++++ Document extract ++++

Drive

I’m trying to figure out what possesses a person to live at a particular activity level. What drives a person to do the things they do in their day? Why are some people busy while others do nothing; neither way being "right" or "wrong" in experiencing this life...

The Fs drove up here from Phoenix last weekend. They took that 12-hour, painfully long road trip (with two kids, no less) through New Mexico and up boring I-25 to Denver. I’ve been there before: in college, in an Acura Integra with Sophia and three other guys – all of us trying to get to Boulder for the weekend for different reasons. It was fantastic and painstaking at the same time. Thinking back on it now, I might not be able to participate so willingly in the adventure the same way at this point in my life. Not that I wouldn’t have the urge for a weekend road trip, rather that I wouldn’t have the urge to cram in to a small space where your every moves affects the arm space and, most likely, lap of the person next to you. At the time though, there was plenty to talk about with Sophia; I had a crush on one of the guys; and I was aching to see good friends from home.

++++ Material ++++

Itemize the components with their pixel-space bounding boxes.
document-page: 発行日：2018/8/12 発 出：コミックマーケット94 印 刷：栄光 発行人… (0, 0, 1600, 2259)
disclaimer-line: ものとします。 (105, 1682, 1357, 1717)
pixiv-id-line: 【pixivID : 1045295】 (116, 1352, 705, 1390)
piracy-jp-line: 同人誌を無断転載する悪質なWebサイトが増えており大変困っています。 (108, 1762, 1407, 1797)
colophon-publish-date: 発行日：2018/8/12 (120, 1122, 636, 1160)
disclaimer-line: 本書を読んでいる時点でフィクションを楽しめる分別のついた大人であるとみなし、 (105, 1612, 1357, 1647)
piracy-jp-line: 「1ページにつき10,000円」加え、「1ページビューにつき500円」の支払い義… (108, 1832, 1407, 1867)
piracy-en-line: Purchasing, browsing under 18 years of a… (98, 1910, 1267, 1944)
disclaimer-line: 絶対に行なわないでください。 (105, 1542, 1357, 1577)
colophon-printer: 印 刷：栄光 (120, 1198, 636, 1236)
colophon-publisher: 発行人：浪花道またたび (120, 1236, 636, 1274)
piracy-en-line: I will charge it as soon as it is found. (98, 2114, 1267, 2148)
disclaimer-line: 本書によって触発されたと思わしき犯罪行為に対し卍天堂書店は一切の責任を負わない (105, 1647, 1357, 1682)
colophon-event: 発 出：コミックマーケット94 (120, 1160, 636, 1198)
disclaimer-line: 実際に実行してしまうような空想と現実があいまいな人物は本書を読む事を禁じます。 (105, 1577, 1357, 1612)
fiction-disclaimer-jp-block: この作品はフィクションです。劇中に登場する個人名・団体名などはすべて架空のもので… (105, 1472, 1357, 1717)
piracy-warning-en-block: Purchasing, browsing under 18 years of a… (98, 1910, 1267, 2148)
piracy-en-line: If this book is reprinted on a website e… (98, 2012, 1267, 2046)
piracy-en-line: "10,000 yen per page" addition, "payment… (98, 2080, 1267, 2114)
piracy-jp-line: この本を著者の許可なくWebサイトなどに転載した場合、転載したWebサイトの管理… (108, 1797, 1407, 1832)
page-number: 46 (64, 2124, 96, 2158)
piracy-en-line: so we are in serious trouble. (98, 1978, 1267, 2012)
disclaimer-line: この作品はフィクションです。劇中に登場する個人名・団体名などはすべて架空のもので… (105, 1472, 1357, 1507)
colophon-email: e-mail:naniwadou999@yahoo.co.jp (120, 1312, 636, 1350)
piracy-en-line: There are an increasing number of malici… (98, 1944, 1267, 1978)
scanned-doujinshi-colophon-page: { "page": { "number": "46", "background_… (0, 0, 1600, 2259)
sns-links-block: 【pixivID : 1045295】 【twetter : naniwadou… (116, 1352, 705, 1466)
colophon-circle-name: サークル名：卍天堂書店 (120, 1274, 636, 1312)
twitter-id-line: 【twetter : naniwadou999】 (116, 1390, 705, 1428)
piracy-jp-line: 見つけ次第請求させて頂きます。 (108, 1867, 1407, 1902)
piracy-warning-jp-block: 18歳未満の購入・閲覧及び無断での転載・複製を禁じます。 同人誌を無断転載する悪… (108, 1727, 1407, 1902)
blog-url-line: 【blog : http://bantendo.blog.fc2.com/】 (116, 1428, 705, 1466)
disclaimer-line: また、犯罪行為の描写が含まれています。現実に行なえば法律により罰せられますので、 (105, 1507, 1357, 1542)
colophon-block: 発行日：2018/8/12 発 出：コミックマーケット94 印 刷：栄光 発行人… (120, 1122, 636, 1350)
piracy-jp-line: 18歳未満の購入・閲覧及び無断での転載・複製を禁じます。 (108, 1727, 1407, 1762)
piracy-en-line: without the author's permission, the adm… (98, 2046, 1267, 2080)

++++

### Set task 1
Reproduce the part of the Drive post between "The Fs drove" and "friends from home.", inclusive.
### Set task 2
Condense the paragraph of the Drive post that opens with "The Fs drove up here from Phoenix" into a shorter version that keeps its main facts.

### Task result 1
The Fs drove up here from Phoenix last weekend. They took that 12-hour, painfully long road trip (with two kids, no less) through New Mexico and up boring I-25 to Denver. I’ve been there before: in college, in an Acura Integra with Sophia and three other guys – all of us trying to get to Boulder for the weekend for different reasons. It was fantastic and painstaking at the same time. Thinking back on it now, I might not be able to participate so willingly in the adventure the same way at this point in my life. Not that I wouldn’t have the urge for a weekend road trip, rather that I wouldn’t have the urge to cram in to a small space where your every moves affects the arm space and, most likely, lap of the person next to you. At the time though, there was plenty to talk about with Sophia; I had a crush on one of the guys; and I was aching to see good friends from home.

### Task result 2
Last weekend the Fs drove up from Phoenix, a long 12-hour trip with two kids through New Mexico and up I-25 to Denver. The writer made the same drive in college, packed into an Acura Integra with Sophia and three other guys heading to Boulder for the weekend. That trip was both fantastic and painstaking. The writer would still want a weekend road trip today but would no longer willingly cram into such a tight space. Back then there was plenty to talk about with Sophia, a crush on one of the guys, and a strong wish to see friends from home.